Return the lines in the stretch from the one containing "peak-label: 87 — [1712, 915, 1740, 944]" through the one containing "x-tick-label: 50 — [814, 967, 843, 996]", copying them exactly.

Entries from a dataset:
# # # # # # #

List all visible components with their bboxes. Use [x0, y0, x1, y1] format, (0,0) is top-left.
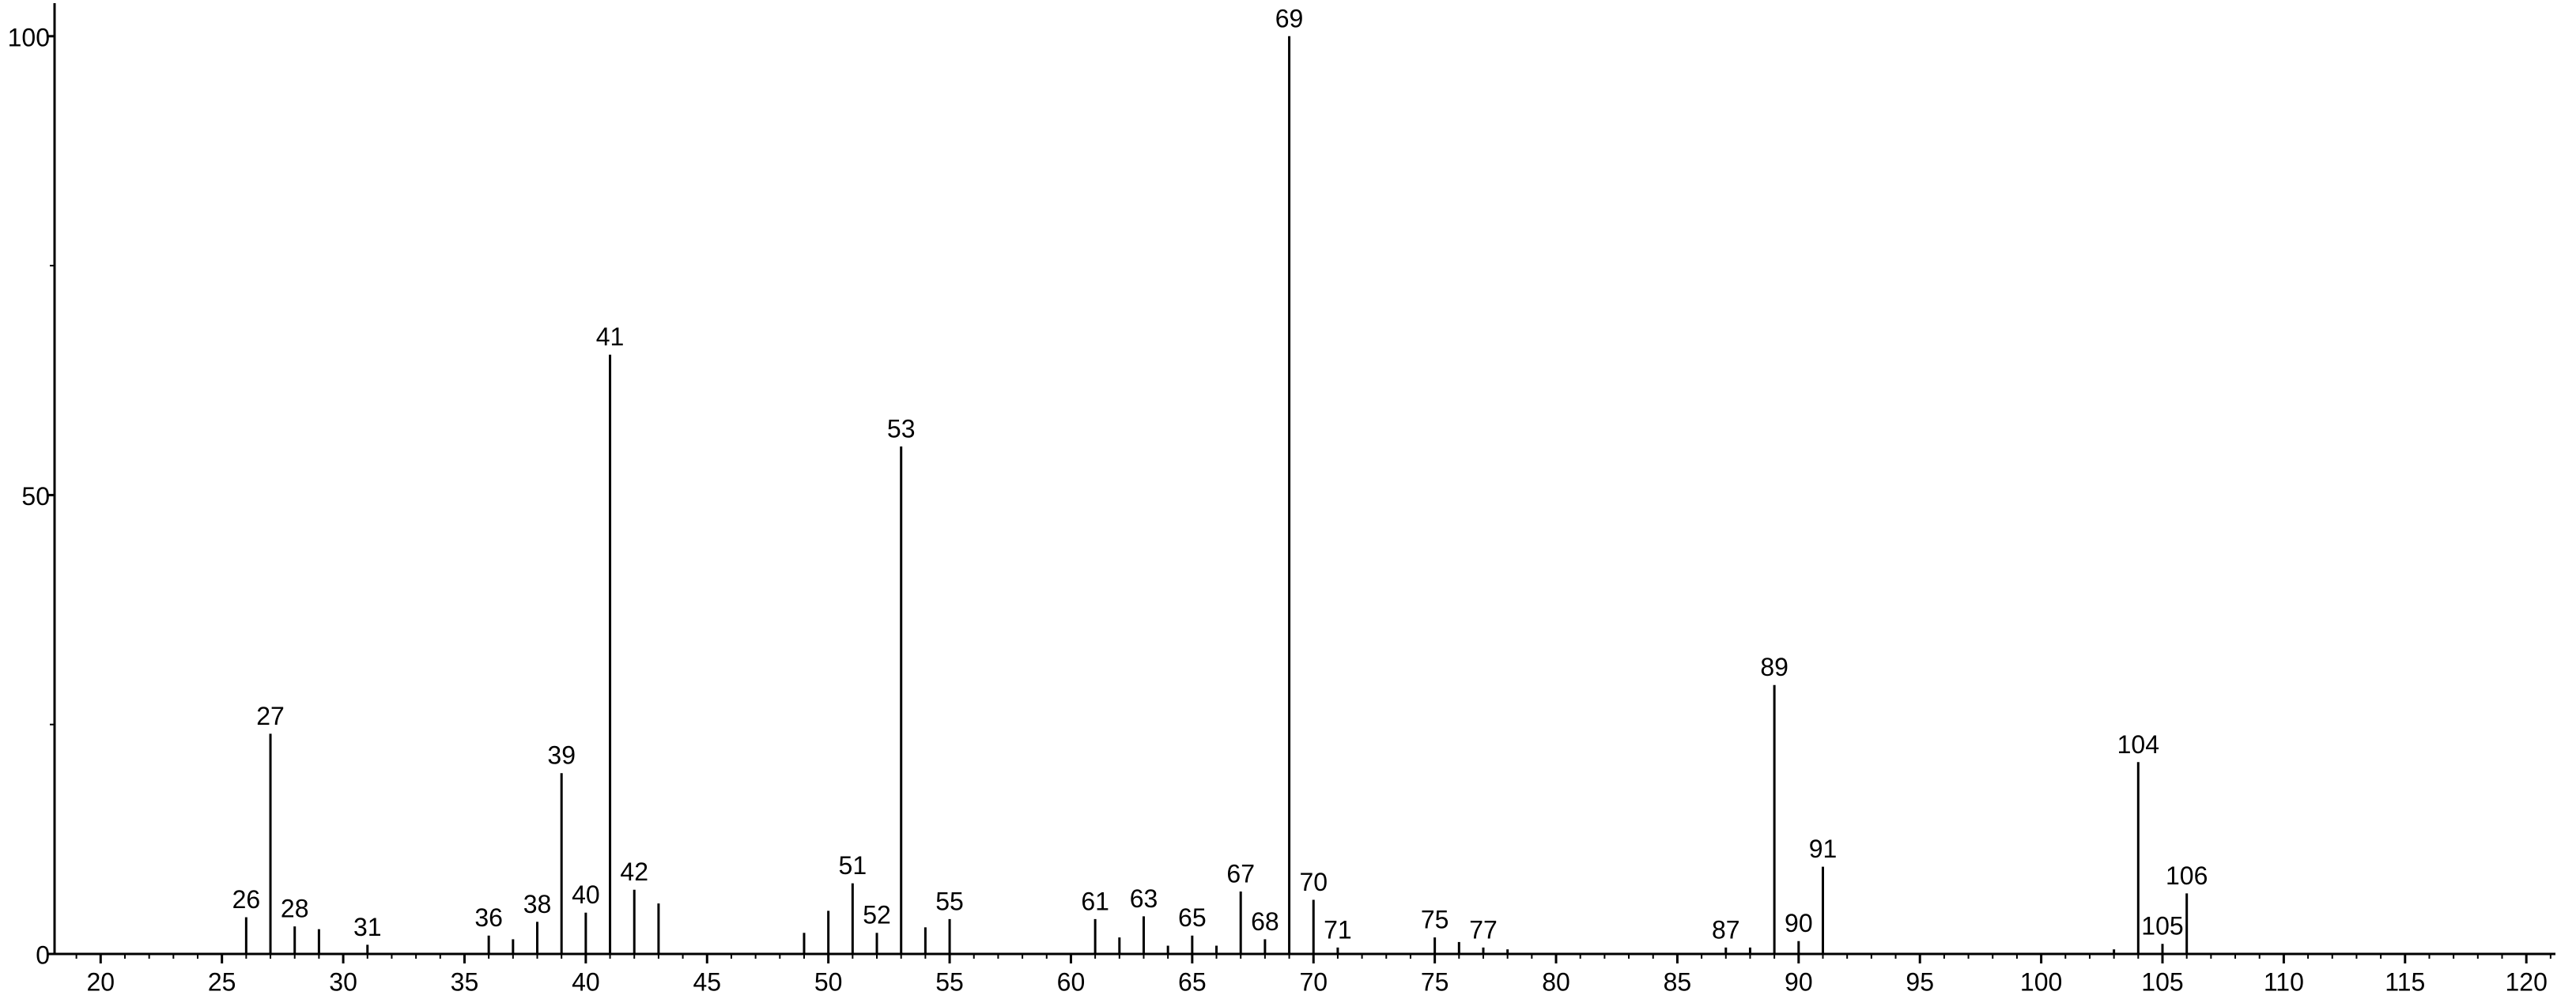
peak-label: 87 — [1712, 915, 1740, 944]
x-tick-label: 65 — [1178, 967, 1207, 996]
peak-label: 104 — [2117, 730, 2159, 759]
x-tick-label: 110 — [2264, 967, 2304, 996]
x-tick-label: 90 — [1785, 967, 1813, 996]
peak-label: 38 — [523, 890, 552, 918]
peak-label: 70 — [1299, 868, 1328, 896]
peak-label: 27 — [256, 702, 285, 730]
y-tick-label: 50 — [21, 482, 50, 511]
x-tick-label: 20 — [86, 967, 115, 996]
x-tick-label: 75 — [1421, 967, 1449, 996]
peak-label: 40 — [572, 880, 600, 909]
peak-label: 51 — [839, 851, 867, 880]
peak-label: 63 — [1130, 884, 1158, 913]
x-tick-label: 80 — [1542, 967, 1570, 996]
peak-label: 42 — [620, 858, 648, 886]
x-tick-label: 115 — [2385, 967, 2425, 996]
peak-label: 55 — [935, 887, 964, 915]
x-tick-label: 70 — [1299, 967, 1328, 996]
peak-label: 53 — [887, 414, 916, 443]
peak-label: 106 — [2166, 861, 2208, 890]
x-tick-label: 40 — [572, 967, 600, 996]
x-tick-label: 25 — [208, 967, 236, 996]
peak-label: 52 — [863, 901, 891, 929]
peak-label: 61 — [1081, 887, 1109, 915]
peak-label: 31 — [353, 913, 382, 941]
x-tick-label: 30 — [329, 967, 357, 996]
peak-label: 75 — [1421, 906, 1449, 934]
x-tick-label: 50 — [814, 967, 843, 996]
peak-label: 67 — [1226, 859, 1255, 888]
x-tick-label: 120 — [2505, 967, 2547, 996]
x-tick-label: 55 — [935, 967, 964, 996]
x-tick-label: 105 — [2141, 967, 2183, 996]
peak-label: 68 — [1251, 907, 1279, 936]
peak-label: 65 — [1178, 903, 1207, 932]
peak-label: 41 — [596, 322, 625, 351]
peak-label: 69 — [1275, 4, 1304, 32]
peak-label: 39 — [547, 741, 576, 770]
peak-label: 26 — [232, 885, 261, 914]
peak-label: 89 — [1760, 653, 1788, 681]
peak-label: 91 — [1809, 835, 1838, 863]
peak-label: 90 — [1785, 909, 1813, 937]
x-tick-label: 95 — [1906, 967, 1934, 996]
x-tick-label: 45 — [693, 967, 721, 996]
x-tick-label: 85 — [1664, 967, 1692, 996]
x-tick-label: 35 — [451, 967, 479, 996]
peak-label: 105 — [2141, 912, 2183, 941]
y-tick-label: 0 — [36, 941, 50, 969]
y-tick-label: 100 — [8, 23, 50, 51]
peak-label: 28 — [281, 895, 309, 923]
x-tick-label: 60 — [1057, 967, 1086, 996]
peak-label: 36 — [474, 903, 503, 932]
peak-label: 77 — [1469, 915, 1498, 944]
peak-label: 71 — [1324, 915, 1352, 944]
x-tick-label: 100 — [2020, 967, 2062, 996]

# # # # # # #

Right answer:
peak-label: 87 — [1712, 915, 1740, 944]
x-tick-label: 65 — [1178, 967, 1207, 996]
peak-label: 104 — [2117, 730, 2159, 759]
x-tick-label: 110 — [2264, 967, 2304, 996]
x-tick-label: 90 — [1785, 967, 1813, 996]
peak-label: 38 — [523, 890, 552, 918]
peak-label: 70 — [1299, 868, 1328, 896]
peak-label: 27 — [256, 702, 285, 730]
y-tick-label: 50 — [21, 482, 50, 511]
x-tick-label: 20 — [86, 967, 115, 996]
x-tick-label: 75 — [1421, 967, 1449, 996]
peak-label: 40 — [572, 880, 600, 909]
peak-label: 51 — [839, 851, 867, 880]
peak-label: 63 — [1130, 884, 1158, 913]
x-tick-label: 80 — [1542, 967, 1570, 996]
peak-label: 42 — [620, 858, 648, 886]
x-tick-label: 115 — [2385, 967, 2425, 996]
peak-label: 55 — [935, 887, 964, 915]
x-tick-label: 70 — [1299, 967, 1328, 996]
peak-label: 53 — [887, 414, 916, 443]
peak-label: 106 — [2166, 861, 2208, 890]
x-tick-label: 40 — [572, 967, 600, 996]
x-tick-label: 25 — [208, 967, 236, 996]
peak-label: 52 — [863, 901, 891, 929]
peak-label: 61 — [1081, 887, 1109, 915]
peak-label: 31 — [353, 913, 382, 941]
x-tick-label: 30 — [329, 967, 357, 996]
peak-label: 75 — [1421, 906, 1449, 934]
x-tick-label: 50 — [814, 967, 843, 996]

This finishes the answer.